* Figure dataset records *
------------------------------
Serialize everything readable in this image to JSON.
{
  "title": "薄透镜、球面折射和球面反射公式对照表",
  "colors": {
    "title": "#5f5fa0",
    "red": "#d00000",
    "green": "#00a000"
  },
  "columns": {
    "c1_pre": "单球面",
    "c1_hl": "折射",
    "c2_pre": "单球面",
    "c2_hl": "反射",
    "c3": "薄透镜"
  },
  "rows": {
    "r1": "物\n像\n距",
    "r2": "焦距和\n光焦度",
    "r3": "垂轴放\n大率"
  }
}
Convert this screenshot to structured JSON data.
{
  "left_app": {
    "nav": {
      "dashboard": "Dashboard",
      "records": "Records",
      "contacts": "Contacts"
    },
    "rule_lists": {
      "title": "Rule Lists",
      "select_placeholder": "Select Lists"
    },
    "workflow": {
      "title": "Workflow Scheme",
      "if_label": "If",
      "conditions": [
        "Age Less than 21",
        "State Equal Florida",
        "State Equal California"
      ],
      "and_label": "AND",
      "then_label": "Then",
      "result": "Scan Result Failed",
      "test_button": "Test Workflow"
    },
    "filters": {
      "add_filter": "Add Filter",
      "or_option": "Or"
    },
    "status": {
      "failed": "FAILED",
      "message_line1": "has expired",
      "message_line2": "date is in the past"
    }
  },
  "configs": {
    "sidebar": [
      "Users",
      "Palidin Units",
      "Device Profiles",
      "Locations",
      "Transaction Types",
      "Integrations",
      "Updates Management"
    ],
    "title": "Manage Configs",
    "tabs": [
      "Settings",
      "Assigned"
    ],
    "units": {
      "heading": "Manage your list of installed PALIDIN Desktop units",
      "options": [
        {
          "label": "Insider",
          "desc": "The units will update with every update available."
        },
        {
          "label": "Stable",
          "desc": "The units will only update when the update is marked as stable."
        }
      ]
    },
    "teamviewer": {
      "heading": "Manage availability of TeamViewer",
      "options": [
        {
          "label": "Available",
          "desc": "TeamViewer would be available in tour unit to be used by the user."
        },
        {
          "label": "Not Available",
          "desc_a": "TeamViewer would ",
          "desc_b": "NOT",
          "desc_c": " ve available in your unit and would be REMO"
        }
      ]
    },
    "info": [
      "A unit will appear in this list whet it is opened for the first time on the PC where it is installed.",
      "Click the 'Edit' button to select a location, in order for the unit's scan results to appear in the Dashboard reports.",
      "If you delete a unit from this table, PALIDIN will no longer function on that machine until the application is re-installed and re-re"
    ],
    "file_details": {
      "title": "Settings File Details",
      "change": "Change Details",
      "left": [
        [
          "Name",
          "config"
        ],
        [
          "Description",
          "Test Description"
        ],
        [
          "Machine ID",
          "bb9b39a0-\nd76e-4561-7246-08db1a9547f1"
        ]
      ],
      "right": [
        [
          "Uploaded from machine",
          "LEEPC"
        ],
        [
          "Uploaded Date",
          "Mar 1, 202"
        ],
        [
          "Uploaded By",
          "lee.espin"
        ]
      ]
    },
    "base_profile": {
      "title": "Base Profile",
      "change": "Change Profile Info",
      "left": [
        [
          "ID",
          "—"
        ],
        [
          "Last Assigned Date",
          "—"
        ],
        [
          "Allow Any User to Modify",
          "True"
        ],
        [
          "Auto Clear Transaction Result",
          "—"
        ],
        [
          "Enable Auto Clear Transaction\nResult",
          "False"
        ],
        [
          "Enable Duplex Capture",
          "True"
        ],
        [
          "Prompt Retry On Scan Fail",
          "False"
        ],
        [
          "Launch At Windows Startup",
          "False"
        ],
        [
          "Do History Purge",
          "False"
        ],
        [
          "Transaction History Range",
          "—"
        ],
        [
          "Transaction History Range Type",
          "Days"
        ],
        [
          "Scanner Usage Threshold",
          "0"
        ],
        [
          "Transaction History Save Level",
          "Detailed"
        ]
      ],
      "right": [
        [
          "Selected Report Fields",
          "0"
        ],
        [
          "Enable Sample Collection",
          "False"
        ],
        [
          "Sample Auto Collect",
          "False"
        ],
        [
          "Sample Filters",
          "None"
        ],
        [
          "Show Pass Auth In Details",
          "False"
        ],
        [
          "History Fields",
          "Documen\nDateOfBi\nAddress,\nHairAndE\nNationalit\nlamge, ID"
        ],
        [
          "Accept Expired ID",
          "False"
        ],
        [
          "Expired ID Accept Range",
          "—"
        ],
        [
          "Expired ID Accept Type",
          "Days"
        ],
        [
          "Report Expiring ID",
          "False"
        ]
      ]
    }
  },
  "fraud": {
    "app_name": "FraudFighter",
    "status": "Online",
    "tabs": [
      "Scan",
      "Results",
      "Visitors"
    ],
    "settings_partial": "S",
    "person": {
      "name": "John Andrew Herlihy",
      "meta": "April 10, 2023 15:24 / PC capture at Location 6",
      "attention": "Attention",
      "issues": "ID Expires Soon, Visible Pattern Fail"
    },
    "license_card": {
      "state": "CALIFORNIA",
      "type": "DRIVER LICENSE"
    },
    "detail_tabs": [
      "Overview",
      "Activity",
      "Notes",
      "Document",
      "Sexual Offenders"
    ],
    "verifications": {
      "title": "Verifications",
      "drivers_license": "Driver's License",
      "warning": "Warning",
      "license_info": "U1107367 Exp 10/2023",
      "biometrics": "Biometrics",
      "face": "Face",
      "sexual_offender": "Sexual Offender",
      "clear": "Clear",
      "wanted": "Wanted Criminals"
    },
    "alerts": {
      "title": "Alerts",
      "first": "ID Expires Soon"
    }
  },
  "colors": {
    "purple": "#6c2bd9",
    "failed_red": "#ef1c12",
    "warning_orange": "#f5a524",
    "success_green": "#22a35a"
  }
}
------------------------------
* SHORT TASK *
Copy each line above where the string "Change" occurs.

* WRITTEN SOLUTION *
      "change": "Change Details",
      "change": "Change Profile Info",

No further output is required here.